Every line containing the word "Звѣревъ" needs to be found and copied.

## [Dataset content]
_ _ _

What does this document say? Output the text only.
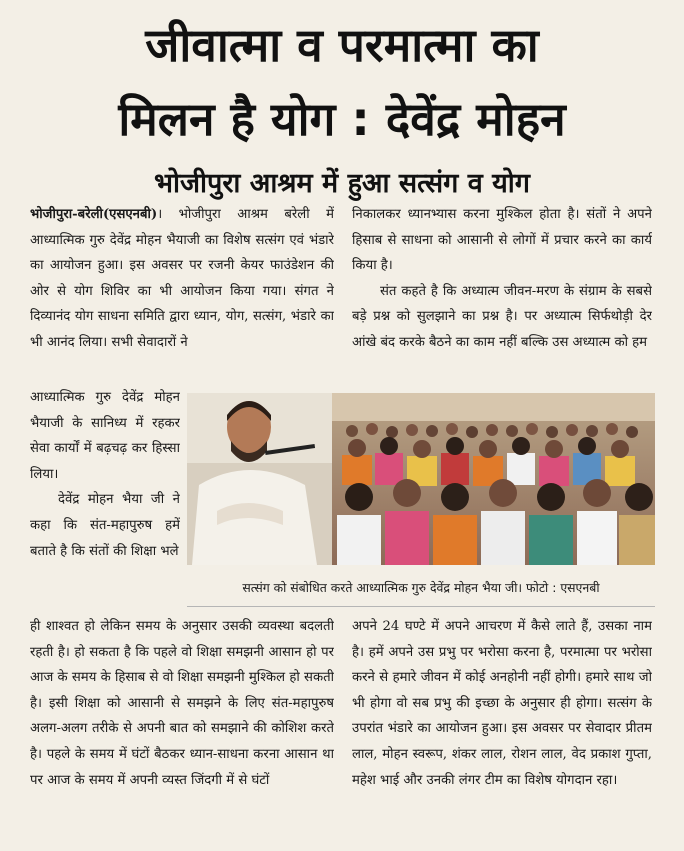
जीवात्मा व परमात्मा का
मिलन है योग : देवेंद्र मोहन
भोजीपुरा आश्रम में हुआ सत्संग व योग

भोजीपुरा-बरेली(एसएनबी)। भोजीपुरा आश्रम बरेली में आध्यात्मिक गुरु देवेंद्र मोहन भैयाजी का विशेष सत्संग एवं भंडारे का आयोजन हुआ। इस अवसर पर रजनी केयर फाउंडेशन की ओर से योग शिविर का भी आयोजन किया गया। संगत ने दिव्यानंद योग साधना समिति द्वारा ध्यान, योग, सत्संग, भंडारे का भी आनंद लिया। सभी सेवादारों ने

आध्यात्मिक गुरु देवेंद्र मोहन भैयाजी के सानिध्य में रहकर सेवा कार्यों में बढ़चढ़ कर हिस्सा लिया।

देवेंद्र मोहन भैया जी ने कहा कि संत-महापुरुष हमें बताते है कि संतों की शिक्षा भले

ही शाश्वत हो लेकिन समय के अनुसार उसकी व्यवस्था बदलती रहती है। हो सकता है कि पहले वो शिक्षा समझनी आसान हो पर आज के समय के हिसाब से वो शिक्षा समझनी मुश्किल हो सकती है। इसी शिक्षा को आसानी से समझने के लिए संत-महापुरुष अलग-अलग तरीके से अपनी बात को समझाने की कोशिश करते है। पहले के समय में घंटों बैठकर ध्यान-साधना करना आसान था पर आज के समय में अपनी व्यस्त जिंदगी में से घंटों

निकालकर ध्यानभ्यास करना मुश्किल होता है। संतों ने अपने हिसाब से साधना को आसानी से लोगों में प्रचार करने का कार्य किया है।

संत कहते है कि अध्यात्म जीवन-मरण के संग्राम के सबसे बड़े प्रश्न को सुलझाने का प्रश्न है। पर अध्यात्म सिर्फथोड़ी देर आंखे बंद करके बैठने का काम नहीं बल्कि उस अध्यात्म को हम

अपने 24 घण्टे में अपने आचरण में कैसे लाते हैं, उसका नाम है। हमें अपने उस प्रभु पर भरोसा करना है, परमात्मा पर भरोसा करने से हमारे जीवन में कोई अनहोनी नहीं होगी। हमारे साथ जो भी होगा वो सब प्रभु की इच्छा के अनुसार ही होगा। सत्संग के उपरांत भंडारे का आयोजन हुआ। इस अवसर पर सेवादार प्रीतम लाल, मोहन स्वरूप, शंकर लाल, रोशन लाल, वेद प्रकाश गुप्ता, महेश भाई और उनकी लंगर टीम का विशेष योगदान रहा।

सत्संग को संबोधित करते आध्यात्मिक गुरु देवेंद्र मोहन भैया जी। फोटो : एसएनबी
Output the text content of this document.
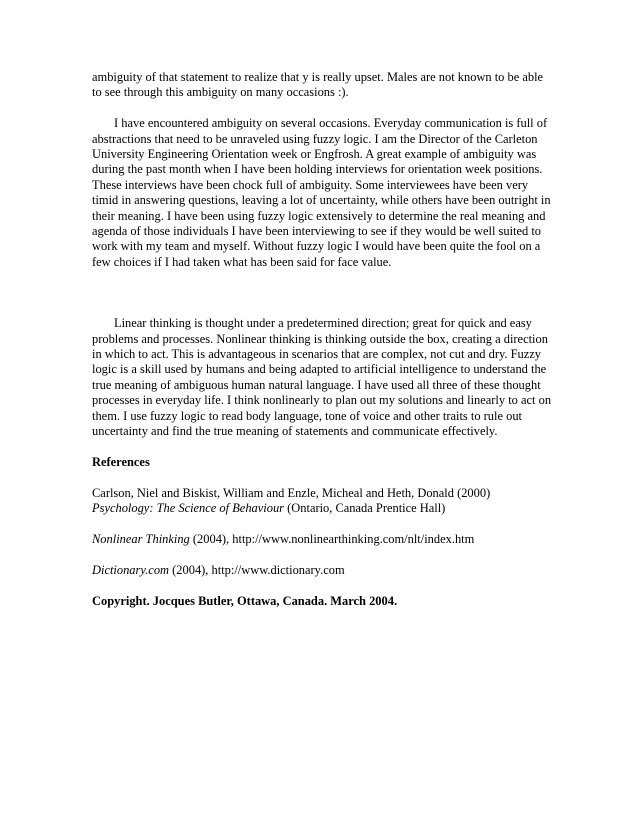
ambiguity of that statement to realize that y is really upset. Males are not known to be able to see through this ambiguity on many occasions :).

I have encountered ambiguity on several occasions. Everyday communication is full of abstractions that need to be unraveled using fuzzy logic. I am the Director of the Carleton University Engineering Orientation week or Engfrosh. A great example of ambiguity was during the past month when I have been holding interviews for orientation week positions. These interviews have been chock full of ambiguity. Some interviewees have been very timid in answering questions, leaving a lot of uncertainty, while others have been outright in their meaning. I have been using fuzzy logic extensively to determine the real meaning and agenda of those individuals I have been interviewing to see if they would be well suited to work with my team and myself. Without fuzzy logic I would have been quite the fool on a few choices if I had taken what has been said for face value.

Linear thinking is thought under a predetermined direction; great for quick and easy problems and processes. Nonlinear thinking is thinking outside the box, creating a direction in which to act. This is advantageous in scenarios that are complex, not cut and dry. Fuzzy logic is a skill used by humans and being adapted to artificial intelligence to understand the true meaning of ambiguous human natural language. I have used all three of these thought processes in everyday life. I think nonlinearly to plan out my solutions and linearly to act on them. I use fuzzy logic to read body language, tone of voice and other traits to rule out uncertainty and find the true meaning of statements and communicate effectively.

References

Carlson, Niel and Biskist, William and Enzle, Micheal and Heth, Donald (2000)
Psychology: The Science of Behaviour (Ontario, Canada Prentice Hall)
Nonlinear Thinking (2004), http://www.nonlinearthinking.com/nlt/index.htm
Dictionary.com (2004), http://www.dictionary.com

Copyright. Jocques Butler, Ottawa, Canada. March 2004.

_ _ _

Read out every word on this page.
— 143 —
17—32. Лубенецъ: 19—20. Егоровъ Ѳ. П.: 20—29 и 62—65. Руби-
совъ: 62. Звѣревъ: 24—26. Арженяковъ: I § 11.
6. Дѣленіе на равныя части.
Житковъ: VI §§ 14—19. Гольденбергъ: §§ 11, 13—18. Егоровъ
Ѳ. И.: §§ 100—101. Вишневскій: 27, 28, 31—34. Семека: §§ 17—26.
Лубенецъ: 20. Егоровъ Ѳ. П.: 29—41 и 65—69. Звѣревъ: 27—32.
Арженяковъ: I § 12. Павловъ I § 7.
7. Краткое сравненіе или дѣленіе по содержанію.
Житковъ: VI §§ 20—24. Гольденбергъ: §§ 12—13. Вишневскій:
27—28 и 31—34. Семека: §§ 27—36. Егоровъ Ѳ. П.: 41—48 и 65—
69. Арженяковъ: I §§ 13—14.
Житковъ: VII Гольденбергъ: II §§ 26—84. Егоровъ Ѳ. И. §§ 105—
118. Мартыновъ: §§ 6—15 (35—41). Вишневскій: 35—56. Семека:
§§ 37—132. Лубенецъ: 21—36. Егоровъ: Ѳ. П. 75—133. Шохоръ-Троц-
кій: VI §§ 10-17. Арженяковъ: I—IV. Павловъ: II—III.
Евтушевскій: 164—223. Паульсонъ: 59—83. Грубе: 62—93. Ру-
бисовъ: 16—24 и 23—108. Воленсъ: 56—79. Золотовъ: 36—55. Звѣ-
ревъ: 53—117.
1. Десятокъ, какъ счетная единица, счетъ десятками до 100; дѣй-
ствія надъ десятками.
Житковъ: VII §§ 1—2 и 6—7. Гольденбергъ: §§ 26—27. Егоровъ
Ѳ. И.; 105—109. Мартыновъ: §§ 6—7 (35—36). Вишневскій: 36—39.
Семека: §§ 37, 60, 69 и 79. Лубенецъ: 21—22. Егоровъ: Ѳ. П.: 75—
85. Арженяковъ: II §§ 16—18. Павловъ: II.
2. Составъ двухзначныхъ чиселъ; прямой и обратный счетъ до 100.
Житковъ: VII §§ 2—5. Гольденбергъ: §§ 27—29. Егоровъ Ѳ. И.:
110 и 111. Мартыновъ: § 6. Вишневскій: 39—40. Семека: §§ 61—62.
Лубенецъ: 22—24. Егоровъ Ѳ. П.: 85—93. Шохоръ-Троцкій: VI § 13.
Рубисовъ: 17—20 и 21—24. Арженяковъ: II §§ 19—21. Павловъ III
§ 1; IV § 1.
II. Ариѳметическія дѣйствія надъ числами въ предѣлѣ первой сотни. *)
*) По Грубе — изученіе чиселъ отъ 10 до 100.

_ _ _

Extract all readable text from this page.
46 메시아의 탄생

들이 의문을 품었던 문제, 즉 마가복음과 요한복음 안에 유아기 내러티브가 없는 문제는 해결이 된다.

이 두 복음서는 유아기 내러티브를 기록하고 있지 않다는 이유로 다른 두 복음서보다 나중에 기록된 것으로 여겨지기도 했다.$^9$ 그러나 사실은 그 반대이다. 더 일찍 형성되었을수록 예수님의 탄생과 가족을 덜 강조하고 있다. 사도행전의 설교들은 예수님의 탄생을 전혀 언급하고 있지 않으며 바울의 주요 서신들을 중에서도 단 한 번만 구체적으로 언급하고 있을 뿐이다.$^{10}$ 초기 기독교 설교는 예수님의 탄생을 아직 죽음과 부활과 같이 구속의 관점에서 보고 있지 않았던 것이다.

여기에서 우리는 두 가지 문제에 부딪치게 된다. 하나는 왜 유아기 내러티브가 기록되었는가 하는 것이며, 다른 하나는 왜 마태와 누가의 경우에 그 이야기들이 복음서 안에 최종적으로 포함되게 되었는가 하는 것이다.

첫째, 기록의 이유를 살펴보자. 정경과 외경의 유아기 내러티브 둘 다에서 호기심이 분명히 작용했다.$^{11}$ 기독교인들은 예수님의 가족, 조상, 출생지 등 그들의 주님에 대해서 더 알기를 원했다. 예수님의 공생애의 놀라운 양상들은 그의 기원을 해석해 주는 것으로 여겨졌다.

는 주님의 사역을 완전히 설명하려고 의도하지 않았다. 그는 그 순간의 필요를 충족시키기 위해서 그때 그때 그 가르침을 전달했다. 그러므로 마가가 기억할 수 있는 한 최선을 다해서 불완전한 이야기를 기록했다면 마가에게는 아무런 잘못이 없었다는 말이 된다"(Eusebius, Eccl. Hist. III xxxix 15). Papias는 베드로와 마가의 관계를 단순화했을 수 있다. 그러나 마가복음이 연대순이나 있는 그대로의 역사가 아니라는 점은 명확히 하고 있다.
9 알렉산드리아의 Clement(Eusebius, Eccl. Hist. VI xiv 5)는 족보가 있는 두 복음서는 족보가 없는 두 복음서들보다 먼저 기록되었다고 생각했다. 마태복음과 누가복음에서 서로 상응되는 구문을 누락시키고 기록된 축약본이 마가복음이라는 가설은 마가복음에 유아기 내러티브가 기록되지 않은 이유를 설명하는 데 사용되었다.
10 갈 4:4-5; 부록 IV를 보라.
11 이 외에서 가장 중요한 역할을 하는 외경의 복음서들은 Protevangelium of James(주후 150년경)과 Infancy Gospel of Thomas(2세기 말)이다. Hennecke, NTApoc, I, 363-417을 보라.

_ _ _

## [Completed exercise]
совъ: 62. Звѣревъ: 24—26. Арженяковъ: I § 11.
Лубенецъ: 20. Егоровъ Ѳ. П.: 29—41 и 65—69. Звѣревъ: 27—32.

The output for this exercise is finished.